[DIRECTIVE]: Can you find the lines of the listing that include "Getränk" and copy every one?

(begin)

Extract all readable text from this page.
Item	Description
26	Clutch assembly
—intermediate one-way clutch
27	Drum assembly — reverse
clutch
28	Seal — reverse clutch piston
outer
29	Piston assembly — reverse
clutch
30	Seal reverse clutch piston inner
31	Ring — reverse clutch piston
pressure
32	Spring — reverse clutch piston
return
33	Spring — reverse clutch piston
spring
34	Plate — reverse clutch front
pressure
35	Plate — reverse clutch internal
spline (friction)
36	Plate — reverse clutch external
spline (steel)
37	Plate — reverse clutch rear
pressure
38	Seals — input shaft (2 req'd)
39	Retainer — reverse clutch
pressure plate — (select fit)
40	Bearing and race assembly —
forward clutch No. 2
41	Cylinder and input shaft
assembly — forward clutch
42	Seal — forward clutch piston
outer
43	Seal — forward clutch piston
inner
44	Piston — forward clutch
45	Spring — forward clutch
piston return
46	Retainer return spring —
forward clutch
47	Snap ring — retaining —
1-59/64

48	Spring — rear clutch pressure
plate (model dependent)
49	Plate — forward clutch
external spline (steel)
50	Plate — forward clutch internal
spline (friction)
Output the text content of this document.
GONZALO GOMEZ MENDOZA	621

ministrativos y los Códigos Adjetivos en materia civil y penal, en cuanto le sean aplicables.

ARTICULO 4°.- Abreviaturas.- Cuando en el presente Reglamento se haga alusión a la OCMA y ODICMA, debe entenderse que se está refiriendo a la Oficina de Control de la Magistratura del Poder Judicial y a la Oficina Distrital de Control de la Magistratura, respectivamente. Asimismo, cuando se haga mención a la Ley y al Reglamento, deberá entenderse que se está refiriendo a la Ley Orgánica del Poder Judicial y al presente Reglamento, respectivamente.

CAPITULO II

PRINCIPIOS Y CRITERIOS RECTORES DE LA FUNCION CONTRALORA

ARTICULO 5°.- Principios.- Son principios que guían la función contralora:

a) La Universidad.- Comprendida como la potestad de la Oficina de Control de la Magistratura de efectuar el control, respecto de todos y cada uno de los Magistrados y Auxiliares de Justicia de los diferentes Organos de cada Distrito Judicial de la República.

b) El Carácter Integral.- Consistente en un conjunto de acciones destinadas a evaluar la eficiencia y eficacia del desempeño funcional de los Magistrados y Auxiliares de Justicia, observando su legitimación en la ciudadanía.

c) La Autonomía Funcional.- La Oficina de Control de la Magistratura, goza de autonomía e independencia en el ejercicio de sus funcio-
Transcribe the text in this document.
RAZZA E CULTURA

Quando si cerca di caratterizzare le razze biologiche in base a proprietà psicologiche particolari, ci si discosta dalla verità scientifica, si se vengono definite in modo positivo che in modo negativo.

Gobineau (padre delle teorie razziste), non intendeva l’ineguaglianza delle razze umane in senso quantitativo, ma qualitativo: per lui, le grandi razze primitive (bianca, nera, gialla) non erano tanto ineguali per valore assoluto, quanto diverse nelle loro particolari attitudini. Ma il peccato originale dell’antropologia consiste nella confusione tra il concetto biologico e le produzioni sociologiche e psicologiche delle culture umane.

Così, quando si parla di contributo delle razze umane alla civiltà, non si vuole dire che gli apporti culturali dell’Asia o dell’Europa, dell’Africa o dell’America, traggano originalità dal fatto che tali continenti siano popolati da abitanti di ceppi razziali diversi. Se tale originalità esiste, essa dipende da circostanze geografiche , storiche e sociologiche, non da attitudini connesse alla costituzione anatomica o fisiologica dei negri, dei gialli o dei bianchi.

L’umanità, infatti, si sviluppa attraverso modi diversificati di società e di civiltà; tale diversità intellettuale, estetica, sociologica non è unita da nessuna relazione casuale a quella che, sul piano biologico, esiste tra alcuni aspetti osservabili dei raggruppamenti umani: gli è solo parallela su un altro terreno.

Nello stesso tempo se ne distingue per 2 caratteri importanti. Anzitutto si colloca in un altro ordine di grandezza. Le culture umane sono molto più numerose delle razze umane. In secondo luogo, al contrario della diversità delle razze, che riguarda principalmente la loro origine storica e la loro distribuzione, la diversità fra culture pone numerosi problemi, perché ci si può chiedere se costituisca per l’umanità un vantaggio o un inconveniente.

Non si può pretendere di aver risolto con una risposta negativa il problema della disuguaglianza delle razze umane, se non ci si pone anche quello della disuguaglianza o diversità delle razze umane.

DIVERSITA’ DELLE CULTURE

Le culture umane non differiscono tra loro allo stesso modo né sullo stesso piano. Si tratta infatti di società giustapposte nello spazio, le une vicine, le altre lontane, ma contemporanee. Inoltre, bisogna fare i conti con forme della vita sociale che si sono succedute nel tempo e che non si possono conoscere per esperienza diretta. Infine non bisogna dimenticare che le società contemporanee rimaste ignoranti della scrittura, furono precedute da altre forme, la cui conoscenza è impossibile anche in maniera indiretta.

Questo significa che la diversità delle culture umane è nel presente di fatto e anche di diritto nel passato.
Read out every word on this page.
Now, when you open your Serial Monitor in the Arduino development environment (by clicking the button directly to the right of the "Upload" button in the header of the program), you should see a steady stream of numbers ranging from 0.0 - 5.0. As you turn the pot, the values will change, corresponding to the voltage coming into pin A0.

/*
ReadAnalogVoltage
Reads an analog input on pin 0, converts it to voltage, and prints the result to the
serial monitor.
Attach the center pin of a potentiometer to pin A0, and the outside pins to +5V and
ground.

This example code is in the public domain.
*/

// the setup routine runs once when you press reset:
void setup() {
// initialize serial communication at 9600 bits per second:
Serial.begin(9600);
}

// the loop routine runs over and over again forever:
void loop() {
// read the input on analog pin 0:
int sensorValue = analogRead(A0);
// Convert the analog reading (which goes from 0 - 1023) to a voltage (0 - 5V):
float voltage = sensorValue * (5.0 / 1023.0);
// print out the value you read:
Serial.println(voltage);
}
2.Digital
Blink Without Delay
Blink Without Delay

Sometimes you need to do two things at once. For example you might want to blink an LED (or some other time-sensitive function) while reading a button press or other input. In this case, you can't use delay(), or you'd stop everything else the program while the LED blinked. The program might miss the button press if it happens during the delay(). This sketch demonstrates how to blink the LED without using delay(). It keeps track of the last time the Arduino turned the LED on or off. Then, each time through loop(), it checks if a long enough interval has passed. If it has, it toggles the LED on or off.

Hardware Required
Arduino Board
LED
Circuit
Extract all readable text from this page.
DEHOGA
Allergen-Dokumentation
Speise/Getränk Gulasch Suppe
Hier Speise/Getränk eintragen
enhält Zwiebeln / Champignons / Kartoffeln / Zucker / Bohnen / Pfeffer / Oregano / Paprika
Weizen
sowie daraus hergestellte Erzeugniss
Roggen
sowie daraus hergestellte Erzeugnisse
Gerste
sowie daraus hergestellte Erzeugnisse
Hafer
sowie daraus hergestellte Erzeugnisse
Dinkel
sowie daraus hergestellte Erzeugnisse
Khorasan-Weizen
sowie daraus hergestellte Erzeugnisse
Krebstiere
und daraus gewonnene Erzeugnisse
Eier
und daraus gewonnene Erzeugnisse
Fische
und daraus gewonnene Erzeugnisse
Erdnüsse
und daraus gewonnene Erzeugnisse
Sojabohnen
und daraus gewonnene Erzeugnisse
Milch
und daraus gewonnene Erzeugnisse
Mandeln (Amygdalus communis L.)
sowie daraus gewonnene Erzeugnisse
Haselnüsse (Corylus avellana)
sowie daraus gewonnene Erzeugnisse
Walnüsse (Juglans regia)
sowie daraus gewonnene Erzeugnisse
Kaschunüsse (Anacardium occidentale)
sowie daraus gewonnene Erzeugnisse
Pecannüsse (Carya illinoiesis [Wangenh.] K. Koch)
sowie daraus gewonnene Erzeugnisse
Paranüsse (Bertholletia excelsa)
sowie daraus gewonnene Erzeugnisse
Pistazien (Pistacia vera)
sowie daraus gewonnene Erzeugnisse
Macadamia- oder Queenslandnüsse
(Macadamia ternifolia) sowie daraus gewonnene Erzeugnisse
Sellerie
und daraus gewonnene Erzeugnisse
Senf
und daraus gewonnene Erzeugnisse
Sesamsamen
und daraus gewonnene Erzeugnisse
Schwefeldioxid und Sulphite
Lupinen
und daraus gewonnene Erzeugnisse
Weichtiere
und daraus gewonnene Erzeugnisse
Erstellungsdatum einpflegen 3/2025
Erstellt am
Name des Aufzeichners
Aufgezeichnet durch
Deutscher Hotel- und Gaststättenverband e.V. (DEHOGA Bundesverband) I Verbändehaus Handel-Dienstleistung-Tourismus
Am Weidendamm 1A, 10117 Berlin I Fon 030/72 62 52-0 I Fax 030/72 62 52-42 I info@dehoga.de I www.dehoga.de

(end)

[COMPLETE RESPONSE]:
Speise/Getränk Gulasch Suppe
Hier Speise/Getränk eintragen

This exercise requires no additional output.